──────── PROVIDED INFORMATION ────────

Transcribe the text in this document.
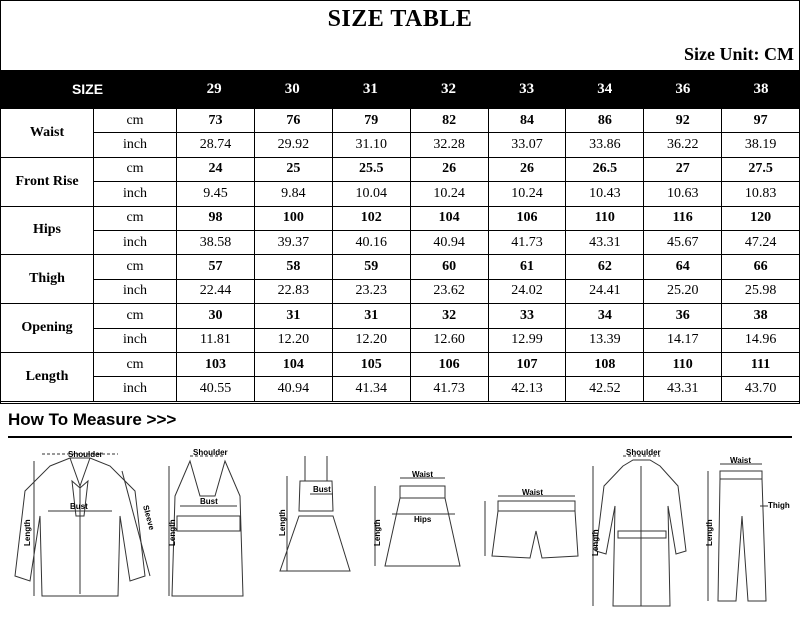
SIZE TABLE
Size Unit: CM
SIZE	29	30	31	32	33	34	36	38
Waist	cm	73	76	79	82	84	86	92	97
	inch	28.74	29.92	31.10	32.28	33.07	33.86	36.22	38.19
Front Rise	cm	24	25	25.5	26	26	26.5	27	27.5
	inch	9.45	9.84	10.04	10.24	10.24	10.43	10.63	10.83
Hips	cm	98	100	102	104	106	110	116	120
	inch	38.58	39.37	40.16	40.94	41.73	43.31	45.67	47.24
Thigh	cm	57	58	59	60	61	62	64	66
	inch	22.44	22.83	23.23	23.62	24.02	24.41	25.20	25.98
Opening	cm	30	31	31	32	33	34	36	38
	inch	11.81	12.20	12.20	12.60	12.99	13.39	14.17	14.96
Length	cm	103	104	105	106	107	108	110	111
	inch	40.55	40.94	41.34	41.73	42.13	42.52	43.31	43.70
How To Measure >>>
Shoulder
Bust
Length
Sleeve
Shoulder
Bust
Length
Bust
Length
Waist
Hips
Length
Waist
Shoulder
Length
Waist
Thigh
Length
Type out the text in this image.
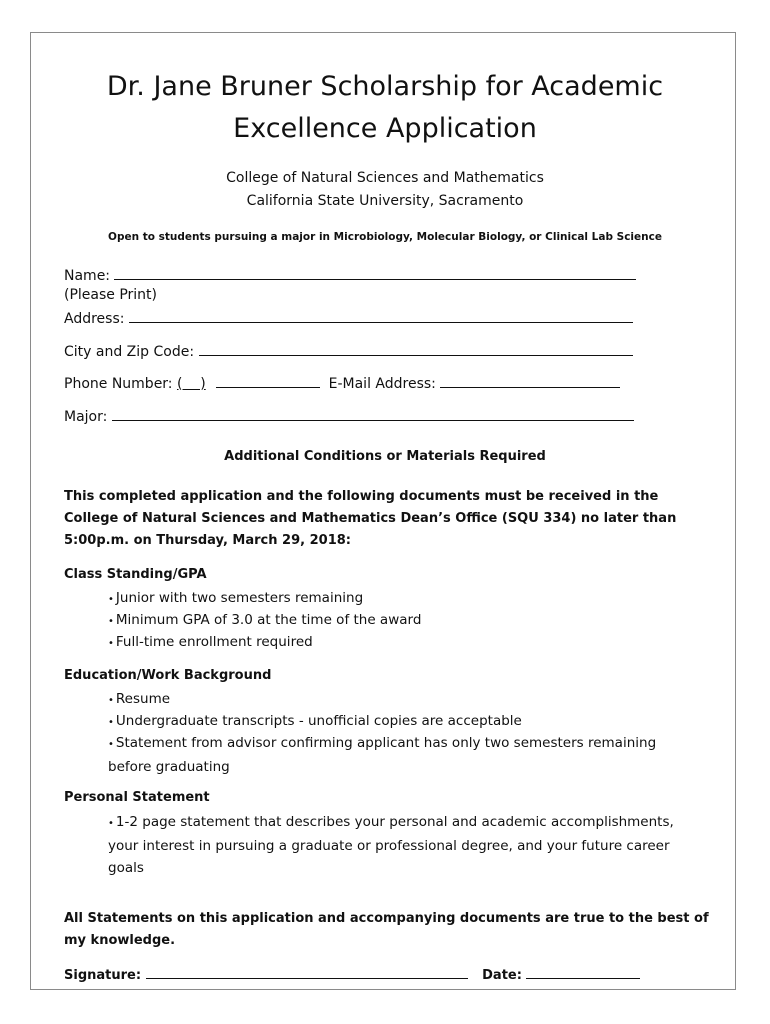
Dr. Jane Bruner Scholarship for Academic
Excellence Application
College of Natural Sciences and Mathematics
California State University, Sacramento
Open to students pursuing a major in Microbiology, Molecular Biology, or Clinical Lab Science
Name:
(Please Print)
Address:
City and Zip Code:
Phone Number: (    )	E-Mail Address:
Major:
Additional Conditions or Materials Required
This completed application and the following documents must be received in the College of Natural Sciences and Mathematics Dean’s Office (SQU 334) no later than 5:00p.m. on Thursday, March 29, 2018:
Class Standing/GPA
• Junior with two semesters remaining
• Minimum GPA of 3.0 at the time of the award
• Full-time enrollment required
Education/Work Background
• Resume
• Undergraduate transcripts - unofficial copies are acceptable
• Statement from advisor confirming applicant has only two semesters remaining before graduating
Personal Statement
• 1-2 page statement that describes your personal and academic accomplishments, your interest in pursuing a graduate or professional degree, and your future career goals
All Statements on this application and accompanying documents are true to the best of my knowledge.
Signature:	Date:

────────

TASK REQUIREMENTS
Beginning with the line that holds "Type out the text in this image.", output each line to the end of the material above, exactly, omitting the pictures.

FINAL RESULT
Type out the text in this image.
Dr. Jane Bruner Scholarship for Academic
Excellence Application
College of Natural Sciences and Mathematics
California State University, Sacramento
Open to students pursuing a major in Microbiology, Molecular Biology, or Clinical Lab Science
Name:
(Please Print)
Address:
City and Zip Code:
Phone Number: (    )	E-Mail Address:
Major:
Additional Conditions or Materials Required
This completed application and the following documents must be received in the College of Natural Sciences and Mathematics Dean’s Office (SQU 334) no later than 5:00p.m. on Thursday, March 29, 2018:
Class Standing/GPA
• Junior with two semesters remaining
• Minimum GPA of 3.0 at the time of the award
• Full-time enrollment required
Education/Work Background
• Resume
• Undergraduate transcripts - unofficial copies are acceptable
• Statement from advisor confirming applicant has only two semesters remaining before graduating
Personal Statement
• 1-2 page statement that describes your personal and academic accomplishments, your interest in pursuing a graduate or professional degree, and your future career goals
All Statements on this application and accompanying documents are true to the best of my knowledge.
Signature:	Date:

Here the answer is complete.